----- Source records -----
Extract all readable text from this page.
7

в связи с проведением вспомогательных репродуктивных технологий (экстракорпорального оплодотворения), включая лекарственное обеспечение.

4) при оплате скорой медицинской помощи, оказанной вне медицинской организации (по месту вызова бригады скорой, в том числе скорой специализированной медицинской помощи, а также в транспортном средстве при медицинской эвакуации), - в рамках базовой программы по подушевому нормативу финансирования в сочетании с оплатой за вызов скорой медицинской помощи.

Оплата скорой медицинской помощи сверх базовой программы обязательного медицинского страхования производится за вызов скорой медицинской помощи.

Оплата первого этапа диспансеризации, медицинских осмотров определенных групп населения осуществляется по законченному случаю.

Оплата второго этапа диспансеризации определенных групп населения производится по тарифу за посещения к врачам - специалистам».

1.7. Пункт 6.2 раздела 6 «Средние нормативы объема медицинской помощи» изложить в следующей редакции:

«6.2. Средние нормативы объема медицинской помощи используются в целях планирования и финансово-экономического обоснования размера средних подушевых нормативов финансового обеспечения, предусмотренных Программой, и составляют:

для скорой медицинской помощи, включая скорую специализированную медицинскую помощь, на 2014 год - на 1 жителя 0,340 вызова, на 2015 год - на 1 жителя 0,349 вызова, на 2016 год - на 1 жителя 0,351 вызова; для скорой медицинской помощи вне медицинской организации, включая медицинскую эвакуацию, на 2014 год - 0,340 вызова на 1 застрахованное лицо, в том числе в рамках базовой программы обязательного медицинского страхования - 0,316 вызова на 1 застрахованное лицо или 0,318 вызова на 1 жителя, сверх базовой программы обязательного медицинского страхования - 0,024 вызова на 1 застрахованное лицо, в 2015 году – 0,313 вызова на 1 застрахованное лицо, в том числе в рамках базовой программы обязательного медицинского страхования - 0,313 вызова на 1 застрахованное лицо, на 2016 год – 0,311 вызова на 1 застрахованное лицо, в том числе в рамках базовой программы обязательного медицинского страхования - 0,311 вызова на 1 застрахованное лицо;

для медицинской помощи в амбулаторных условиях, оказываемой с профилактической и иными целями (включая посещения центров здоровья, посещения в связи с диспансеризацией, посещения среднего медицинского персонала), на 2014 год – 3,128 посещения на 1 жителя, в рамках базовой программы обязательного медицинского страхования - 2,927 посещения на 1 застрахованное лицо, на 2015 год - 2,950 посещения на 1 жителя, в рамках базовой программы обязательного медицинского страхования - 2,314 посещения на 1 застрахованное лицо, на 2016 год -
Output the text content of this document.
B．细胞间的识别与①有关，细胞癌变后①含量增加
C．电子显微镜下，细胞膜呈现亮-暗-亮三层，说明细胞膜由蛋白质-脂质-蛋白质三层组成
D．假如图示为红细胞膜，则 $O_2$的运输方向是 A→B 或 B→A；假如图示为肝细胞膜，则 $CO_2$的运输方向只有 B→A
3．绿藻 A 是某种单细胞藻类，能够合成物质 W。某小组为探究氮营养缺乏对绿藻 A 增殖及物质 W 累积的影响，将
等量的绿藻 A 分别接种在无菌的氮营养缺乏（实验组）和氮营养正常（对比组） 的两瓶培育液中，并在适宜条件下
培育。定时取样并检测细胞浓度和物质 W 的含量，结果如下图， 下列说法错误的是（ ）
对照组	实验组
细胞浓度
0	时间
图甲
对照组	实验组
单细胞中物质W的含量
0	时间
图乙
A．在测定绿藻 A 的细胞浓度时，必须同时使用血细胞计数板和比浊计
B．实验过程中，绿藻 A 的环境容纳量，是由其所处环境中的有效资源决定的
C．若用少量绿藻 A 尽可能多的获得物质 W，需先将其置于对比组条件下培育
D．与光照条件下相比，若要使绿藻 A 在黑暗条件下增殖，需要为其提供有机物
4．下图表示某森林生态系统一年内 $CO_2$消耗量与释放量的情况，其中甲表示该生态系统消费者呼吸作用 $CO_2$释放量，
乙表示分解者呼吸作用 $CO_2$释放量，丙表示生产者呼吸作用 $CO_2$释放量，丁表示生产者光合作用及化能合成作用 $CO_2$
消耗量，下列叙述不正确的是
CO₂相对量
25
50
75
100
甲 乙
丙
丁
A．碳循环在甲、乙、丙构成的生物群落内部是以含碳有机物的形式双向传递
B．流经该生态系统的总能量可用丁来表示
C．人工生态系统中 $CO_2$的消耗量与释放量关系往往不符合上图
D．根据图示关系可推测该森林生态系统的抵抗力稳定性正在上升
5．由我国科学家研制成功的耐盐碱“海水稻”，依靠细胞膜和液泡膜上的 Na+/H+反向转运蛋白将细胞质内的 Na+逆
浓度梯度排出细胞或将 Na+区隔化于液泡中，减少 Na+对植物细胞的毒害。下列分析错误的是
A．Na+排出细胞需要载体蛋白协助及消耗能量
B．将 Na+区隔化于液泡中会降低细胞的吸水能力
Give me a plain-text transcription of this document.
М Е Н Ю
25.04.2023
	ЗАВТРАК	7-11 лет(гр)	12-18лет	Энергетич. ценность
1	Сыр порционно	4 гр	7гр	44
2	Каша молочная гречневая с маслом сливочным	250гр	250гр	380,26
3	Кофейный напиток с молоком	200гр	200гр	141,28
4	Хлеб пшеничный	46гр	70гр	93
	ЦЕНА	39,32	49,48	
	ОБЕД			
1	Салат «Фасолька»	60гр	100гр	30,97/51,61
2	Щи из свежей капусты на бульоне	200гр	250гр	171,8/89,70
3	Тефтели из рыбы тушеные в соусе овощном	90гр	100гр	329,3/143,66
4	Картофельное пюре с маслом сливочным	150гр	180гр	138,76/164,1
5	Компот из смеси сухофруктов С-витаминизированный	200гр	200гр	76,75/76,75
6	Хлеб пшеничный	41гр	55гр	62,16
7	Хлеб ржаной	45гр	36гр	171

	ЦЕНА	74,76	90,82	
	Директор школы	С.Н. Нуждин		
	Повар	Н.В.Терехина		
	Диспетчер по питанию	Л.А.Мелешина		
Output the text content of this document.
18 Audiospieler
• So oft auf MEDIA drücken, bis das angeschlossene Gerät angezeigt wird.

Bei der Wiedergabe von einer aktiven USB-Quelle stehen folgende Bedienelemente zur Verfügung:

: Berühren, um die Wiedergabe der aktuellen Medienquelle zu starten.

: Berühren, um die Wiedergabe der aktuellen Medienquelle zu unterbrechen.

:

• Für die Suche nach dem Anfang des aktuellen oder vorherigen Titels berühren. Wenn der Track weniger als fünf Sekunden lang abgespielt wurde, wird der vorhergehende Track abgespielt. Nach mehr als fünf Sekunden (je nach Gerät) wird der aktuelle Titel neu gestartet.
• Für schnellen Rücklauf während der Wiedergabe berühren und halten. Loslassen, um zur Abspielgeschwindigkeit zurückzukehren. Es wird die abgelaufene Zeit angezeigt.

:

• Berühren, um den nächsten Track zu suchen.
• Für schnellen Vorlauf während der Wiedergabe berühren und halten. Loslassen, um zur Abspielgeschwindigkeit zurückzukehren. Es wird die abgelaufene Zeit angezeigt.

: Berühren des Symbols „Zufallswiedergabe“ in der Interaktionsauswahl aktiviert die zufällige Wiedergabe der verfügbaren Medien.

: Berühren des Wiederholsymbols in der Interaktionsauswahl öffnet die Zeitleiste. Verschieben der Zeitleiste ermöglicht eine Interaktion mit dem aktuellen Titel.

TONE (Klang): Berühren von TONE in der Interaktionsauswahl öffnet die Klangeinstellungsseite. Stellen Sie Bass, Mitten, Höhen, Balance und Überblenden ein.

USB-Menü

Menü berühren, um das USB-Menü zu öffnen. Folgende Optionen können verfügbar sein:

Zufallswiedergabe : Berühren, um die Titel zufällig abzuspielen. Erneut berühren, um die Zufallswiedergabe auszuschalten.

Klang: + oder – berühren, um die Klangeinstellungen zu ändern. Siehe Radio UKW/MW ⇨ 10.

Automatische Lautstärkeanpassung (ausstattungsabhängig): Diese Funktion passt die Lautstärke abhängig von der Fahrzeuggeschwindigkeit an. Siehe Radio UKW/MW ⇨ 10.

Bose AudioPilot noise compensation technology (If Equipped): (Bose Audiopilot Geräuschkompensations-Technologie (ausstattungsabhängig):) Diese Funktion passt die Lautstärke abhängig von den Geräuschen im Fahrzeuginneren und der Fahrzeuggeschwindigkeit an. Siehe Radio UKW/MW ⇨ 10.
-----
→ Exercise brief
Pull every line containing the word "Funktion" out of the entries above.

→ Task response
Automatische Lautstärkeanpassung (ausstattungsabhängig): Diese Funktion passt die Lautstärke abhängig von der Fahrzeuggeschwindigkeit an. Siehe Radio UKW/MW ⇨ 10.
Bose AudioPilot noise compensation technology (If Equipped): (Bose Audiopilot Geräuschkompensations-Technologie (ausstattungsabhängig):) Diese Funktion passt die Lautstärke abhängig von den Geräuschen im Fahrzeuginneren und der Fahrzeuggeschwindigkeit an. Siehe Radio UKW/MW ⇨ 10.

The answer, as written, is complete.